━━━ Information shown

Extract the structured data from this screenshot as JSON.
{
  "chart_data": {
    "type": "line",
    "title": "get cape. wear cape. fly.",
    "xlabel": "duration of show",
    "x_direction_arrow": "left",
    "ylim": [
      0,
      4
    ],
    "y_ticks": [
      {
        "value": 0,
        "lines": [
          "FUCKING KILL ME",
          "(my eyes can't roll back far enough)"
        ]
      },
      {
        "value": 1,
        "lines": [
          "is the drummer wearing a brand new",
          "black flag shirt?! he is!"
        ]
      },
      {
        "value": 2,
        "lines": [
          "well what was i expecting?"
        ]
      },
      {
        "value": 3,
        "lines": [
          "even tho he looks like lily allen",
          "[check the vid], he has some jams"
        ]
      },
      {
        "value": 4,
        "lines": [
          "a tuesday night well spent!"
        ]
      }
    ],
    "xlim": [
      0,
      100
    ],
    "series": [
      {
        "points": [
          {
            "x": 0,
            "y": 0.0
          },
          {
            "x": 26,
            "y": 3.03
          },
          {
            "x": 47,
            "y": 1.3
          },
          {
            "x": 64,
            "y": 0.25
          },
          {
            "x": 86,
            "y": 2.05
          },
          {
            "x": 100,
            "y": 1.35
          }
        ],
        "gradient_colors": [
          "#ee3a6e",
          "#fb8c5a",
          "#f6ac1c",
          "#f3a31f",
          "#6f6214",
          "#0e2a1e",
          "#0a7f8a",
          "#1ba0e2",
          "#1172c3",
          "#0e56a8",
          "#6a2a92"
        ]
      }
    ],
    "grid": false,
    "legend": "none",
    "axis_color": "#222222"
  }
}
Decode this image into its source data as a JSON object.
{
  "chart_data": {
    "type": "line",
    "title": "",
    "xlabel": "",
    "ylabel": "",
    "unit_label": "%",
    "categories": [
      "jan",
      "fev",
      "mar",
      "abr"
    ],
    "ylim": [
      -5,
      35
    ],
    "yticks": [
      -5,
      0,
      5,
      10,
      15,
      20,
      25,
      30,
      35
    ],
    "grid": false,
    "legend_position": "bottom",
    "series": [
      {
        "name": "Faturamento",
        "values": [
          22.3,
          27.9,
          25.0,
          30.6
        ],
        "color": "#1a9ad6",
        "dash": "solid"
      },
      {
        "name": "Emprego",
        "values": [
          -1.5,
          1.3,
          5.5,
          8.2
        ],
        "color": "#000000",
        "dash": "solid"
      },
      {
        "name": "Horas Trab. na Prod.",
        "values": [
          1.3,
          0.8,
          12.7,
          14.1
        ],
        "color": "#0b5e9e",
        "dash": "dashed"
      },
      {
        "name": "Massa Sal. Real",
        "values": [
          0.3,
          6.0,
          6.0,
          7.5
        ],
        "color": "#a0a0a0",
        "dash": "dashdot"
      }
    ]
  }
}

━━━━━━
━━━ Information shown

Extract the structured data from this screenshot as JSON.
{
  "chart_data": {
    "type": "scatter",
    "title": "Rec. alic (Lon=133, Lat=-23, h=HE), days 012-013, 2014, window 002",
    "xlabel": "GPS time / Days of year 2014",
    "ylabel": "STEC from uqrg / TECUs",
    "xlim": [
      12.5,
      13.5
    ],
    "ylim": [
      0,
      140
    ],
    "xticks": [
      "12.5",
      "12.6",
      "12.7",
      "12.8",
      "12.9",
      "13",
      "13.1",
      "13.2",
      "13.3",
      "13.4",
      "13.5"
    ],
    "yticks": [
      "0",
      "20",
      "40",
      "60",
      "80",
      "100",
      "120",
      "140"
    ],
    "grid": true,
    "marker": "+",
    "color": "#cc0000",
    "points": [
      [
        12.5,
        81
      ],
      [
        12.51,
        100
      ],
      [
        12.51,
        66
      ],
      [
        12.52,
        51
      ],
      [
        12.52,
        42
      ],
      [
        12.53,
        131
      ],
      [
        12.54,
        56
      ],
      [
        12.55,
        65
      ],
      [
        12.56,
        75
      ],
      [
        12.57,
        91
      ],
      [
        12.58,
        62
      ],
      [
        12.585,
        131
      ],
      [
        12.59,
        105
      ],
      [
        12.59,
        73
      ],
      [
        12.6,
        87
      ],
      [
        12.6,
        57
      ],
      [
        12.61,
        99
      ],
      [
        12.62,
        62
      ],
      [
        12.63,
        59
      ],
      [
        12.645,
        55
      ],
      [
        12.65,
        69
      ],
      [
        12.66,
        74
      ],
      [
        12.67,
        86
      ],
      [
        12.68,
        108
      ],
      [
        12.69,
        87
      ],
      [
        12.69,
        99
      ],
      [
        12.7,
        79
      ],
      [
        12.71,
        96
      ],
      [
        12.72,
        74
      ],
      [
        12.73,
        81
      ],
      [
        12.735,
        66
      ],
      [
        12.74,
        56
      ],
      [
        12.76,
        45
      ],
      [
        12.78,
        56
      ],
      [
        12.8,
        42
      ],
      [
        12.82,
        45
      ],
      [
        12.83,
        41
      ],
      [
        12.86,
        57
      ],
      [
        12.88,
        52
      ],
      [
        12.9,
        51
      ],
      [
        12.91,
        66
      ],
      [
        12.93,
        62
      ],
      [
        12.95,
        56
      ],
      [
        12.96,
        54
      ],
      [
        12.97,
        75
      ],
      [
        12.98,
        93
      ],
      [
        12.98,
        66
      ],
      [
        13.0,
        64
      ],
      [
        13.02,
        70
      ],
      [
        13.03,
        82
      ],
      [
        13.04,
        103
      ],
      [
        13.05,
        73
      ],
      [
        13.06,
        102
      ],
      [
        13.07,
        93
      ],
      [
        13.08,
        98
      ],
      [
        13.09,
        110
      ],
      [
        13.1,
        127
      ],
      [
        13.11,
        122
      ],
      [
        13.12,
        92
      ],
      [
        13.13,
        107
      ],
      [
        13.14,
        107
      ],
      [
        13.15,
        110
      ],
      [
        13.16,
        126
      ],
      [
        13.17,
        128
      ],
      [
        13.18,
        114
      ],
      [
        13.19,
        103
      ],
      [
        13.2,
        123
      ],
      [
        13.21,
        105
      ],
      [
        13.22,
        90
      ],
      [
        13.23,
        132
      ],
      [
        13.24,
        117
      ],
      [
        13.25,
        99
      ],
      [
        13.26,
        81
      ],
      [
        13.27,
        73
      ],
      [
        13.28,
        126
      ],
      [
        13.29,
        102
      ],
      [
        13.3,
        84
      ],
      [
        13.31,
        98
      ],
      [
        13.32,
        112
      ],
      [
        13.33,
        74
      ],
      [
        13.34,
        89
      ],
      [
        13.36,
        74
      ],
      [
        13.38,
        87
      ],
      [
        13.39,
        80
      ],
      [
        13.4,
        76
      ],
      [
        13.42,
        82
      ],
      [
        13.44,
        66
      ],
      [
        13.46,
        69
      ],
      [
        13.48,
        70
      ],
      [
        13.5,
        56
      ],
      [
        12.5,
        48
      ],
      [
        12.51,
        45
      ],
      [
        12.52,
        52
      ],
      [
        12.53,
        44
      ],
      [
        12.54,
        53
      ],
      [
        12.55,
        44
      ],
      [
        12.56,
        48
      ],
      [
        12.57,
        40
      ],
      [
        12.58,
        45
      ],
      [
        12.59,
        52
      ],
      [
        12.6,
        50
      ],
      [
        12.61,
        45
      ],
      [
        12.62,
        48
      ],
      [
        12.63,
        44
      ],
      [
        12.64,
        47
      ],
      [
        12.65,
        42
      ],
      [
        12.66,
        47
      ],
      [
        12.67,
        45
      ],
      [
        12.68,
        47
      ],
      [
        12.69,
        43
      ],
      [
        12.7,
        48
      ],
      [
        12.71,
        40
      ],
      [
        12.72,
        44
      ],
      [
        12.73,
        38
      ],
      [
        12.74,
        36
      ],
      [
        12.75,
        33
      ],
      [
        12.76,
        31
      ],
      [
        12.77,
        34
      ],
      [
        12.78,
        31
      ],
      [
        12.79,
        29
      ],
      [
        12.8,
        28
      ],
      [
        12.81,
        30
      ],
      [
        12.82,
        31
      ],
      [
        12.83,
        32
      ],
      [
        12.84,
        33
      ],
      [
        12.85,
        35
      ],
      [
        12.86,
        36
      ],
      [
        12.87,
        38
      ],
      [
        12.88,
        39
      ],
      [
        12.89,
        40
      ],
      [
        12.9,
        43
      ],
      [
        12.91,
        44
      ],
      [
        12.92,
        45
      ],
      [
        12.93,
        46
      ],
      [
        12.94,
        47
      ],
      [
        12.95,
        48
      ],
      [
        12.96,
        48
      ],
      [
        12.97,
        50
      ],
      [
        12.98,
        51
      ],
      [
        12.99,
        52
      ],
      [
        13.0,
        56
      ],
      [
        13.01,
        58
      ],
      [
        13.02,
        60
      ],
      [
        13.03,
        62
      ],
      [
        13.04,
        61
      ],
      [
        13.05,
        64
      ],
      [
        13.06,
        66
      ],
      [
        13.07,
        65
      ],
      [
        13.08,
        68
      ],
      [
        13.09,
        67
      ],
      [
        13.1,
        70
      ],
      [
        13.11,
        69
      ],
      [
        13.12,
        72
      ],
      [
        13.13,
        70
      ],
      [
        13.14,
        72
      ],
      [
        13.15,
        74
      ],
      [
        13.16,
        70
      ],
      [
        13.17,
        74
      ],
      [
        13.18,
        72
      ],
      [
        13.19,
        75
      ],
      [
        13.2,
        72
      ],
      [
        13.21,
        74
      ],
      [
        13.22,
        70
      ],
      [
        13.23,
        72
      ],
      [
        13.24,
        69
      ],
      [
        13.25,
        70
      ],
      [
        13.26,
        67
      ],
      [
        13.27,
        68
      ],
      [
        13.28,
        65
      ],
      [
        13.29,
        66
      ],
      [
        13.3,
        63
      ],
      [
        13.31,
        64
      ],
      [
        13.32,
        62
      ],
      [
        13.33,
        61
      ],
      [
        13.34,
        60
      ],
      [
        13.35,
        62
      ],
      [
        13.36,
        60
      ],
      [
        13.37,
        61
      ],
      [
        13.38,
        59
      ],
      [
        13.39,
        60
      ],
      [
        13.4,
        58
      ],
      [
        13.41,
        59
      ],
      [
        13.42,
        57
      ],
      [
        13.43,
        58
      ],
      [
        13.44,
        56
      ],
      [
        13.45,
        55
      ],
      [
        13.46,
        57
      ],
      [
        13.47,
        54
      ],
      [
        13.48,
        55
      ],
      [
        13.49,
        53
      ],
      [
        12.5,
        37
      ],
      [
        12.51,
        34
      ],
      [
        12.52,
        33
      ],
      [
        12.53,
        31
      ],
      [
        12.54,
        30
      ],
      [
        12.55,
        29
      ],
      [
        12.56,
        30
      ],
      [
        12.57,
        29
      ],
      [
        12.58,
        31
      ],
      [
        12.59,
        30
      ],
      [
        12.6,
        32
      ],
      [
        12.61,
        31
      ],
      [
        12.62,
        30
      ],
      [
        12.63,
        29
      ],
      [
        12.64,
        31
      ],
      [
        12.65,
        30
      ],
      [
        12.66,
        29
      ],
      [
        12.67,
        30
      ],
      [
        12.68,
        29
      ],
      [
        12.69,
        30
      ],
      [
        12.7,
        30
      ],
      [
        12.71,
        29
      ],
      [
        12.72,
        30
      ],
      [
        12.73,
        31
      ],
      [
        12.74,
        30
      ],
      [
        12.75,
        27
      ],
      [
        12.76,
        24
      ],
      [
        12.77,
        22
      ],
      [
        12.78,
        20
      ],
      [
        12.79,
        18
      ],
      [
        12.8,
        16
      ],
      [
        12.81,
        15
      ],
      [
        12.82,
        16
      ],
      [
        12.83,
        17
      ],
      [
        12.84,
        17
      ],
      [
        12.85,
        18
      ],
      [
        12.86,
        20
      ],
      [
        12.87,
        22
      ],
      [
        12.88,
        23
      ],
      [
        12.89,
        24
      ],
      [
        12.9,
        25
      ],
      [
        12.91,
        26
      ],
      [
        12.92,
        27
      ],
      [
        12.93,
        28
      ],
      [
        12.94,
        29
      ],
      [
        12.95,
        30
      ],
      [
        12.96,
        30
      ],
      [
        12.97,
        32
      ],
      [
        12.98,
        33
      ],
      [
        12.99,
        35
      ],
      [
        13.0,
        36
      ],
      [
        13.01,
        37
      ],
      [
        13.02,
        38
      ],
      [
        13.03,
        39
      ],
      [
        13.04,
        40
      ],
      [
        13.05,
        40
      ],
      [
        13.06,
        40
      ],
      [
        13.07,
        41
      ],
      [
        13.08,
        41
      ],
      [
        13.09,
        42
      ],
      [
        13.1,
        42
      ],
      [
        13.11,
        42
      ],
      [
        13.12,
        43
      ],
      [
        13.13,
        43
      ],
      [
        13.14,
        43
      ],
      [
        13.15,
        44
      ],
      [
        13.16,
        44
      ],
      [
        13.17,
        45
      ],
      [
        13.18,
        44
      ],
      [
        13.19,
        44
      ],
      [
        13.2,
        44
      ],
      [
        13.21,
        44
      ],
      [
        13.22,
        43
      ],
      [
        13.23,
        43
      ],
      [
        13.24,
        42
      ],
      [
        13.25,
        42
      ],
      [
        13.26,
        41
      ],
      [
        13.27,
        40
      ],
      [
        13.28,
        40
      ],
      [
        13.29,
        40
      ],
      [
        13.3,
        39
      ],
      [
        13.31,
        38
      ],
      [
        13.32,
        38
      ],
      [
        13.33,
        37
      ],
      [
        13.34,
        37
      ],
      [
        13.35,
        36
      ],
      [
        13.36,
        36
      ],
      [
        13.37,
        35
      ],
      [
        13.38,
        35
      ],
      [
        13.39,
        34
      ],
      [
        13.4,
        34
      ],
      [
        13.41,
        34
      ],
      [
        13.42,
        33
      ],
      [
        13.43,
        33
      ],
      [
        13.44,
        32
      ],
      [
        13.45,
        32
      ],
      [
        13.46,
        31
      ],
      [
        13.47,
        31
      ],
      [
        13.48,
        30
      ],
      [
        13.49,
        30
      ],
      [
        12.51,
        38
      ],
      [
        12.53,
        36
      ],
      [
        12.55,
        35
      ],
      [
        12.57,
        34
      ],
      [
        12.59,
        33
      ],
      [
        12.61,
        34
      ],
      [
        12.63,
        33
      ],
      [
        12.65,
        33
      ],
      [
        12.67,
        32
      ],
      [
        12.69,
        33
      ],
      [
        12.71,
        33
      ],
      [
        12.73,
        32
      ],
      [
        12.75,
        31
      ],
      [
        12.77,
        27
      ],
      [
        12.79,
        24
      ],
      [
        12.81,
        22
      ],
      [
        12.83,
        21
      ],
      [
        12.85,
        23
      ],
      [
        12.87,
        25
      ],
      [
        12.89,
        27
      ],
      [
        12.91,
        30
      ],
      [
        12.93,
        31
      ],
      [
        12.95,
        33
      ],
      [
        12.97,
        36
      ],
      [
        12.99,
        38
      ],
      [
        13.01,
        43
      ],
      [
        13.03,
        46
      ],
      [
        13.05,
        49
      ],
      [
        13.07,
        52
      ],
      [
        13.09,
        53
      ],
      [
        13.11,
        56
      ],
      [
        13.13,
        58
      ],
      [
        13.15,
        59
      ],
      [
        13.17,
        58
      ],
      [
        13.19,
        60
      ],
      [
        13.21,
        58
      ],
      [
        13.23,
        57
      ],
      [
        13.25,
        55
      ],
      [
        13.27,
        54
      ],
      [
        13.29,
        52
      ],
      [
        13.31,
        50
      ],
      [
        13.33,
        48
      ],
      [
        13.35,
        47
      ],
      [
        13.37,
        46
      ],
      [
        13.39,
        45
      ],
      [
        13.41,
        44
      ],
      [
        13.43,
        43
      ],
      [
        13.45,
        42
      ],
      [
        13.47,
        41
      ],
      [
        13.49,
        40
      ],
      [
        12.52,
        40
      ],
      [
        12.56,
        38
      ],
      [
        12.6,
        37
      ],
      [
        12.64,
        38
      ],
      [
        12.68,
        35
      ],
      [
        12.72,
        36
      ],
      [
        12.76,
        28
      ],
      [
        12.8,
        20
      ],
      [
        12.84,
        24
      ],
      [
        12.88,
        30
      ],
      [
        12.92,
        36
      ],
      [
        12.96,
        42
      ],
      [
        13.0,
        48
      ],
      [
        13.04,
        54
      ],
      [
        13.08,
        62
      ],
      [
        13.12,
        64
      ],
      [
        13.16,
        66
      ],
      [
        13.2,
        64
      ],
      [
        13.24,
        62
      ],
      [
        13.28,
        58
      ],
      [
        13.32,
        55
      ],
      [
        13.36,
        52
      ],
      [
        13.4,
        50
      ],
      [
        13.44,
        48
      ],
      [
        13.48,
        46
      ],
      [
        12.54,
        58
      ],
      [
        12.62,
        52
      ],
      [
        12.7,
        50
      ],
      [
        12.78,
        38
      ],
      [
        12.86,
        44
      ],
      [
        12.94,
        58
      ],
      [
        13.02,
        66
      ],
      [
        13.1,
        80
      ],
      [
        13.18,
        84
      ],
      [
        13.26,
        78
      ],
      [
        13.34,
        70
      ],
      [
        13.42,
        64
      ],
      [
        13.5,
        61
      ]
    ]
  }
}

━━━━━━

Task brief => From the listing above, collect each line in which the string "well" appears.

Answer to the problem =>
          "well what was i expecting?"
          "a tuesday night well spent!"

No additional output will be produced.